# Goal:
Go through the listing and pick out each line with the word "Häufigkeit" in it.

[Entries from a visual dataset]
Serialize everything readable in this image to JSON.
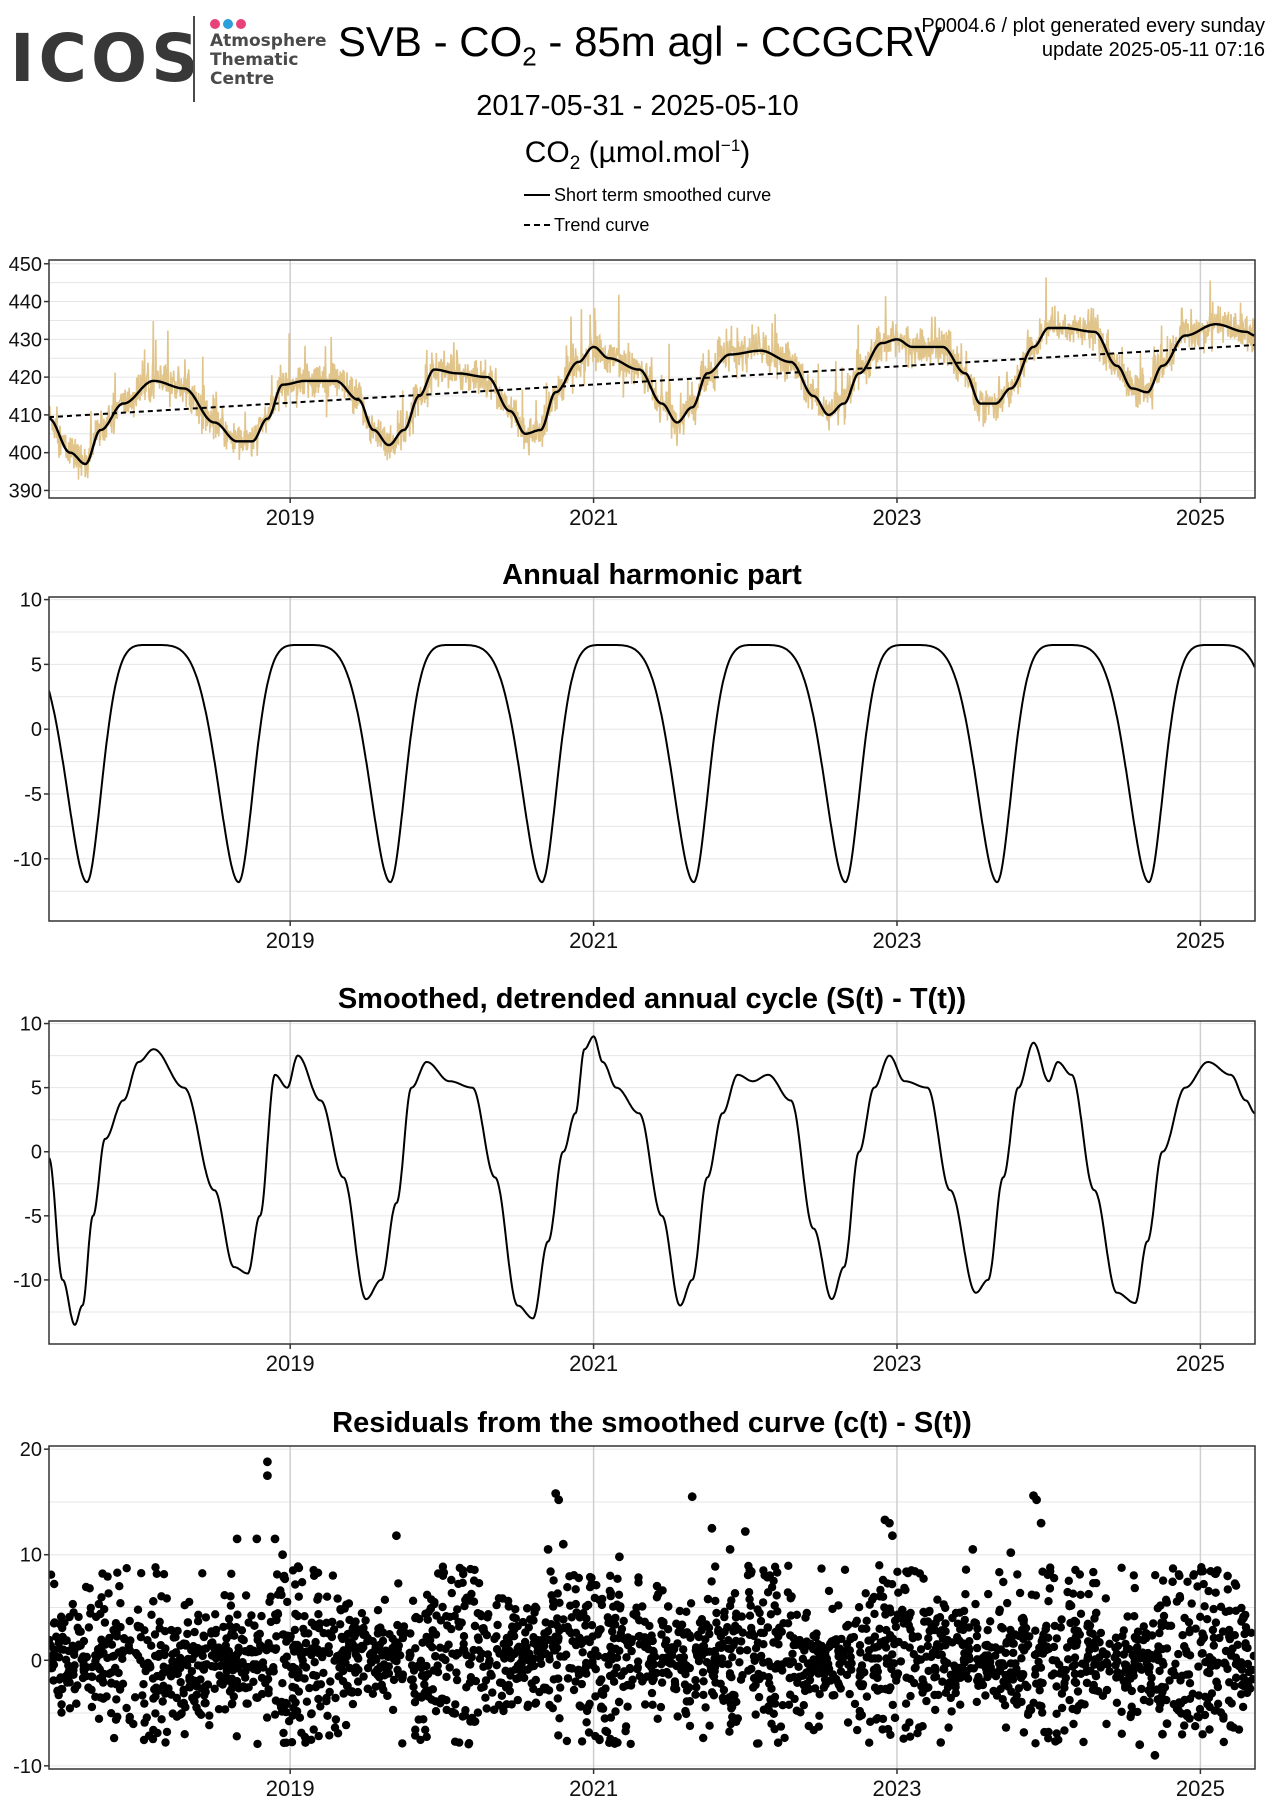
{
  "header": {
    "logo_word": "ICOS",
    "logo_line1": "Atmosphere",
    "logo_line2": "Thematic",
    "logo_line3": "Centre",
    "logo_colors": [
      "#e8427a",
      "#2a9fd8",
      "#e8427a"
    ],
    "title_prefix": "SVB - CO",
    "title_sub": "2",
    "title_suffix": " - 85m agl - CCGCRV",
    "meta_line1": "P0004.6 / plot generated every sunday",
    "meta_line2": "update  2025-05-11 07:16",
    "date_range": "2017-05-31 - 2025-05-10",
    "unit_prefix": "CO",
    "unit_sub": "2",
    "unit_mid": " (µmol.mol",
    "unit_sup": "−1",
    "unit_end": ")"
  },
  "legend": [
    {
      "label": "Short term smoothed curve",
      "style": "solid"
    },
    {
      "label": "Trend curve",
      "style": "dashed"
    }
  ],
  "colors": {
    "observations": "#e0c48a",
    "curve": "#000000",
    "grid": "#e6e6e6",
    "grid_major": "#cfcfcf"
  },
  "chart_data": [
    {
      "type": "line",
      "title": "",
      "xlabel": "",
      "ylabel": "CO2 (µmol.mol-1)",
      "x_range": [
        2017.41,
        2025.36
      ],
      "ylim": [
        388,
        451
      ],
      "x_ticks": [
        2019,
        2021,
        2023,
        2025
      ],
      "x_tick_labels": [
        "2019",
        "2021",
        "2023",
        "2025"
      ],
      "y_ticks": [
        390,
        400,
        410,
        420,
        430,
        440,
        450
      ],
      "series": [
        {
          "name": "Short term smoothed curve",
          "style": "solid",
          "x": [
            2017.41,
            2017.55,
            2017.65,
            2017.75,
            2017.9,
            2018.1,
            2018.3,
            2018.5,
            2018.65,
            2018.75,
            2018.85,
            2018.95,
            2019.1,
            2019.3,
            2019.45,
            2019.55,
            2019.65,
            2019.75,
            2019.85,
            2019.95,
            2020.1,
            2020.3,
            2020.45,
            2020.55,
            2020.65,
            2020.75,
            2020.9,
            2021.0,
            2021.1,
            2021.3,
            2021.45,
            2021.55,
            2021.65,
            2021.75,
            2021.9,
            2022.1,
            2022.3,
            2022.45,
            2022.55,
            2022.65,
            2022.75,
            2022.9,
            2023.0,
            2023.1,
            2023.3,
            2023.45,
            2023.55,
            2023.65,
            2023.75,
            2023.9,
            2024.0,
            2024.1,
            2024.3,
            2024.45,
            2024.55,
            2024.65,
            2024.75,
            2024.9,
            2025.1,
            2025.3,
            2025.36
          ],
          "y": [
            409,
            400,
            397,
            406,
            413,
            419,
            417,
            408,
            403,
            403,
            409,
            418,
            419,
            419,
            414,
            406,
            402,
            406,
            415,
            422,
            421,
            420,
            411,
            405,
            406,
            416,
            424,
            428,
            425,
            422,
            413,
            408,
            412,
            421,
            426,
            427,
            424,
            415,
            410,
            413,
            421,
            429,
            430,
            428,
            428,
            421,
            413,
            413,
            417,
            428,
            433,
            433,
            432,
            423,
            417,
            416,
            423,
            431,
            434,
            432,
            431
          ]
        },
        {
          "name": "Trend curve",
          "style": "dashed",
          "x": [
            2017.41,
            2025.36
          ],
          "y": [
            409.4,
            428.5
          ]
        }
      ],
      "observations_note": "daily mean observations drawn as thin tan line behind the curves"
    },
    {
      "type": "line",
      "title": "Annual harmonic part",
      "xlabel": "",
      "ylabel": "",
      "x_range": [
        2017.41,
        2025.36
      ],
      "ylim": [
        -14.8,
        10.2
      ],
      "x_ticks": [
        2019,
        2021,
        2023,
        2025
      ],
      "x_tick_labels": [
        "2019",
        "2021",
        "2023",
        "2025"
      ],
      "y_ticks": [
        -10,
        -5,
        0,
        5,
        10
      ],
      "series": [
        {
          "name": "",
          "amplitude_max": 6.5,
          "amplitude_min": -11.8,
          "peak_phase": 0.08,
          "trough_phase": 0.66,
          "period_years": 1
        }
      ]
    },
    {
      "type": "line",
      "title": "Smoothed, detrended annual cycle (S(t) - T(t))",
      "xlabel": "",
      "ylabel": "",
      "x_range": [
        2017.41,
        2025.36
      ],
      "ylim": [
        -15,
        10.2
      ],
      "x_ticks": [
        2019,
        2021,
        2023,
        2025
      ],
      "x_tick_labels": [
        "2019",
        "2021",
        "2023",
        "2025"
      ],
      "y_ticks": [
        -10,
        -5,
        0,
        5,
        10
      ],
      "series": [
        {
          "name": "",
          "x": [
            2017.41,
            2017.5,
            2017.58,
            2017.63,
            2017.7,
            2017.78,
            2017.9,
            2018.0,
            2018.1,
            2018.3,
            2018.5,
            2018.63,
            2018.72,
            2018.8,
            2018.9,
            2018.98,
            2019.05,
            2019.2,
            2019.35,
            2019.5,
            2019.6,
            2019.7,
            2019.8,
            2019.9,
            2020.05,
            2020.2,
            2020.35,
            2020.5,
            2020.6,
            2020.7,
            2020.8,
            2020.88,
            2020.94,
            2021.0,
            2021.06,
            2021.15,
            2021.3,
            2021.45,
            2021.57,
            2021.65,
            2021.75,
            2021.85,
            2021.95,
            2022.05,
            2022.15,
            2022.3,
            2022.45,
            2022.57,
            2022.65,
            2022.75,
            2022.85,
            2022.95,
            2023.05,
            2023.2,
            2023.35,
            2023.52,
            2023.6,
            2023.7,
            2023.8,
            2023.9,
            2024.0,
            2024.06,
            2024.15,
            2024.3,
            2024.45,
            2024.57,
            2024.65,
            2024.75,
            2024.9,
            2025.05,
            2025.2,
            2025.3,
            2025.36
          ],
          "y": [
            -0.5,
            -10,
            -13.5,
            -12,
            -5,
            1,
            4,
            7,
            8,
            5,
            -3,
            -9,
            -9.5,
            -5,
            6,
            5,
            7.5,
            4,
            -2,
            -11.5,
            -10,
            -4,
            5,
            7,
            5.5,
            5,
            -2,
            -12,
            -13,
            -7,
            0,
            3,
            8,
            9,
            7,
            5,
            3,
            -5,
            -12,
            -10,
            -2,
            3,
            6,
            5.5,
            6,
            4,
            -6,
            -11.5,
            -9,
            0,
            5,
            7.5,
            5.5,
            5,
            -3,
            -11,
            -10,
            -2,
            5,
            8.5,
            5.5,
            7,
            6,
            -3,
            -11,
            -11.8,
            -7,
            0,
            5,
            7,
            6,
            4,
            3
          ]
        }
      ]
    },
    {
      "type": "scatter",
      "title": "Residuals from the smoothed curve (c(t) - S(t))",
      "xlabel": "",
      "ylabel": "",
      "x_range": [
        2017.41,
        2025.36
      ],
      "ylim": [
        -10.3,
        20.3
      ],
      "x_ticks": [
        2019,
        2021,
        2023,
        2025
      ],
      "x_tick_labels": [
        "2019",
        "2021",
        "2023",
        "2025"
      ],
      "y_ticks": [
        -10,
        0,
        10,
        20
      ],
      "series": [
        {
          "name": "",
          "highlighted_points": {
            "x": [
              2018.85,
              2018.85,
              2018.9,
              2018.95,
              2018.78,
              2018.65,
              2019.7,
              2020.75,
              2020.77,
              2020.7,
              2020.8,
              2021.17,
              2021.65,
              2021.78,
              2021.9,
              2022.0,
              2022.92,
              2022.95,
              2022.97,
              2023.5,
              2023.75,
              2023.9,
              2023.92,
              2023.95,
              2024.6,
              2024.7,
              2024.75,
              2024.78,
              2025.1
            ],
            "y": [
              18.8,
              17.5,
              11.5,
              10,
              11.5,
              11.5,
              11.8,
              15.8,
              15.2,
              10.5,
              11,
              9.8,
              15.5,
              12.5,
              10.5,
              12.2,
              13.3,
              13,
              11.8,
              10.5,
              10.2,
              15.6,
              15.2,
              13,
              -8,
              -9,
              -7,
              -6,
              8.2
            ]
          },
          "bulk_spread": 3.0,
          "points_per_year": 330
        }
      ]
    }
  ]
}
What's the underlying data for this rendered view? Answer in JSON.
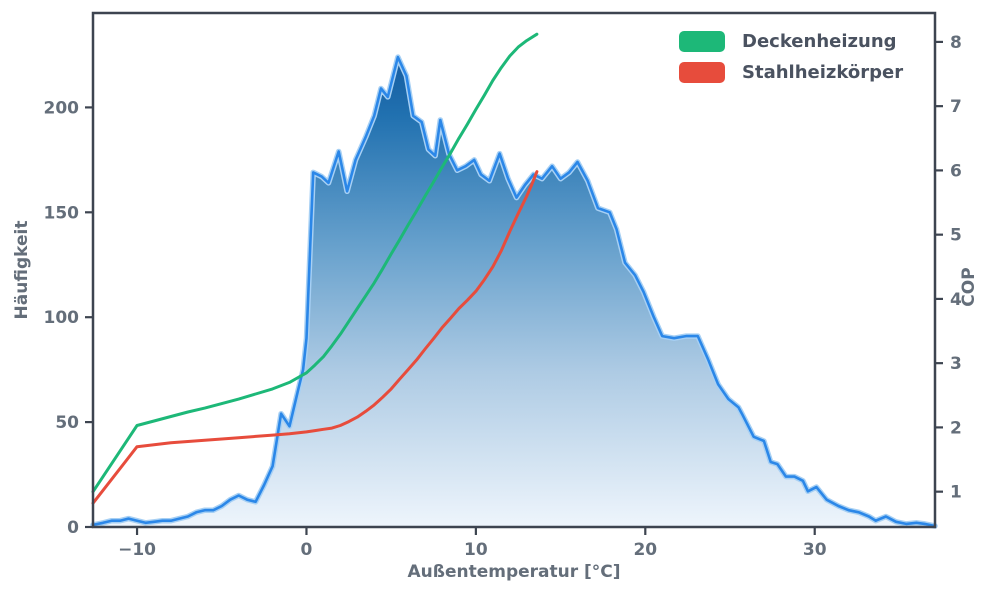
{
  "chart_data": {
    "type": "area",
    "title": "",
    "xlabel": "Außentemperatur [°C]",
    "ylabel_left": "Häufigkeit",
    "ylabel_right": "COP",
    "xlim": [
      -12.6,
      37.1
    ],
    "ylim_left": [
      0,
      245
    ],
    "ylim_right": [
      0.45,
      8.45
    ],
    "x_ticks": [
      -10,
      0,
      10,
      20,
      30
    ],
    "y_ticks_left": [
      0,
      50,
      100,
      150,
      200
    ],
    "y_ticks_right": [
      1,
      2,
      3,
      4,
      5,
      6,
      7,
      8
    ],
    "grid": false,
    "legend_position": "upper-right",
    "frame_color": "#3d4450",
    "text_color": "#646e7a",
    "histogram": {
      "name": "Häufigkeit",
      "axis": "left",
      "line_color": "#2b87e8",
      "halo_color": "#a7d0f4",
      "gradient": [
        "#0b4b94",
        "#2171b0",
        "#66a0cc",
        "#aecbe4",
        "#eef5fc"
      ],
      "points": [
        [
          -12.6,
          1
        ],
        [
          -12,
          2
        ],
        [
          -11.5,
          3
        ],
        [
          -11,
          3
        ],
        [
          -10.5,
          4
        ],
        [
          -10,
          3
        ],
        [
          -9.5,
          2
        ],
        [
          -9,
          2.5
        ],
        [
          -8.5,
          3
        ],
        [
          -8,
          3
        ],
        [
          -7.5,
          4
        ],
        [
          -7,
          5
        ],
        [
          -6.5,
          7
        ],
        [
          -6,
          8
        ],
        [
          -5.5,
          8
        ],
        [
          -5,
          10
        ],
        [
          -4.5,
          13
        ],
        [
          -4,
          15
        ],
        [
          -3.5,
          13
        ],
        [
          -3,
          12
        ],
        [
          -2.5,
          20
        ],
        [
          -2,
          29
        ],
        [
          -1.5,
          54
        ],
        [
          -1,
          48
        ],
        [
          -0.5,
          65
        ],
        [
          -0.2,
          75
        ],
        [
          0,
          90
        ],
        [
          0.2,
          130
        ],
        [
          0.4,
          169
        ],
        [
          0.9,
          167
        ],
        [
          1.3,
          164
        ],
        [
          1.9,
          179
        ],
        [
          2.4,
          160
        ],
        [
          2.9,
          175
        ],
        [
          3.5,
          186
        ],
        [
          4,
          196
        ],
        [
          4.4,
          209
        ],
        [
          4.8,
          205
        ],
        [
          5.4,
          224
        ],
        [
          5.9,
          215
        ],
        [
          6.3,
          196
        ],
        [
          6.8,
          193
        ],
        [
          7.2,
          180
        ],
        [
          7.6,
          177
        ],
        [
          7.9,
          194
        ],
        [
          8.4,
          178
        ],
        [
          8.9,
          170
        ],
        [
          9.4,
          172
        ],
        [
          9.9,
          175
        ],
        [
          10.3,
          168
        ],
        [
          10.8,
          165
        ],
        [
          11.4,
          178
        ],
        [
          11.9,
          166
        ],
        [
          12.4,
          157
        ],
        [
          12.9,
          163
        ],
        [
          13.4,
          168
        ],
        [
          13.9,
          166
        ],
        [
          14.5,
          172
        ],
        [
          15,
          166
        ],
        [
          15.5,
          169
        ],
        [
          16,
          174
        ],
        [
          16.6,
          165
        ],
        [
          17.2,
          152
        ],
        [
          17.9,
          150
        ],
        [
          18.3,
          142
        ],
        [
          18.8,
          126
        ],
        [
          19.4,
          120
        ],
        [
          19.9,
          112
        ],
        [
          20.5,
          100
        ],
        [
          21,
          91
        ],
        [
          21.7,
          90
        ],
        [
          22.4,
          91
        ],
        [
          23.1,
          91
        ],
        [
          23.7,
          80
        ],
        [
          24.3,
          68
        ],
        [
          24.9,
          61
        ],
        [
          25.5,
          57
        ],
        [
          25.7,
          54
        ],
        [
          26.4,
          43
        ],
        [
          27,
          41
        ],
        [
          27.4,
          31
        ],
        [
          27.8,
          30
        ],
        [
          28.3,
          24
        ],
        [
          28.8,
          24
        ],
        [
          29.3,
          22
        ],
        [
          29.6,
          17
        ],
        [
          30.1,
          19
        ],
        [
          30.7,
          13
        ],
        [
          31.4,
          10
        ],
        [
          32,
          8
        ],
        [
          32.6,
          7
        ],
        [
          33.2,
          5
        ],
        [
          33.6,
          3
        ],
        [
          34.2,
          5
        ],
        [
          34.8,
          2.5
        ],
        [
          35.4,
          1.5
        ],
        [
          36,
          2
        ],
        [
          36.5,
          1.5
        ],
        [
          37.1,
          0.5
        ]
      ]
    },
    "series": [
      {
        "name": "Deckenheizung",
        "axis": "right",
        "color": "#1db878",
        "points": [
          [
            -12.6,
            1.0
          ],
          [
            -10,
            2.03
          ],
          [
            -9,
            2.1
          ],
          [
            -8,
            2.17
          ],
          [
            -7,
            2.24
          ],
          [
            -6,
            2.3
          ],
          [
            -5,
            2.37
          ],
          [
            -4,
            2.44
          ],
          [
            -3,
            2.52
          ],
          [
            -2,
            2.6
          ],
          [
            -1,
            2.7
          ],
          [
            0,
            2.85
          ],
          [
            0.5,
            2.97
          ],
          [
            1,
            3.1
          ],
          [
            1.5,
            3.27
          ],
          [
            2,
            3.45
          ],
          [
            2.5,
            3.65
          ],
          [
            3,
            3.85
          ],
          [
            3.5,
            4.05
          ],
          [
            4,
            4.25
          ],
          [
            4.5,
            4.47
          ],
          [
            5,
            4.7
          ],
          [
            5.5,
            4.92
          ],
          [
            6,
            5.15
          ],
          [
            6.5,
            5.37
          ],
          [
            7,
            5.6
          ],
          [
            7.5,
            5.82
          ],
          [
            8,
            6.05
          ],
          [
            8.5,
            6.27
          ],
          [
            9,
            6.5
          ],
          [
            9.5,
            6.72
          ],
          [
            10,
            6.95
          ],
          [
            10.5,
            7.17
          ],
          [
            11,
            7.4
          ],
          [
            11.5,
            7.6
          ],
          [
            12,
            7.78
          ],
          [
            12.5,
            7.92
          ],
          [
            13,
            8.02
          ],
          [
            13.6,
            8.12
          ]
        ]
      },
      {
        "name": "Stahlheizkörper",
        "axis": "right",
        "color": "#e74c3c",
        "points": [
          [
            -12.6,
            0.82
          ],
          [
            -10,
            1.7
          ],
          [
            -9,
            1.73
          ],
          [
            -8,
            1.76
          ],
          [
            -7,
            1.78
          ],
          [
            -6,
            1.8
          ],
          [
            -5,
            1.82
          ],
          [
            -4,
            1.84
          ],
          [
            -3,
            1.86
          ],
          [
            -2,
            1.88
          ],
          [
            -1,
            1.9
          ],
          [
            0,
            1.93
          ],
          [
            0.5,
            1.95
          ],
          [
            1,
            1.97
          ],
          [
            1.5,
            1.99
          ],
          [
            2,
            2.03
          ],
          [
            2.5,
            2.09
          ],
          [
            3,
            2.16
          ],
          [
            3.5,
            2.25
          ],
          [
            4,
            2.35
          ],
          [
            4.5,
            2.47
          ],
          [
            5,
            2.6
          ],
          [
            5.5,
            2.75
          ],
          [
            6,
            2.9
          ],
          [
            6.5,
            3.05
          ],
          [
            7,
            3.22
          ],
          [
            7.5,
            3.38
          ],
          [
            8,
            3.55
          ],
          [
            8.5,
            3.7
          ],
          [
            9,
            3.85
          ],
          [
            9.5,
            3.98
          ],
          [
            10,
            4.12
          ],
          [
            10.5,
            4.3
          ],
          [
            11,
            4.5
          ],
          [
            11.5,
            4.75
          ],
          [
            12,
            5.05
          ],
          [
            12.5,
            5.33
          ],
          [
            13,
            5.6
          ],
          [
            13.3,
            5.78
          ],
          [
            13.6,
            5.98
          ]
        ]
      }
    ]
  }
}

# Task result:
    "ylabel_left": "Häufigkeit",
      "name": "Häufigkeit",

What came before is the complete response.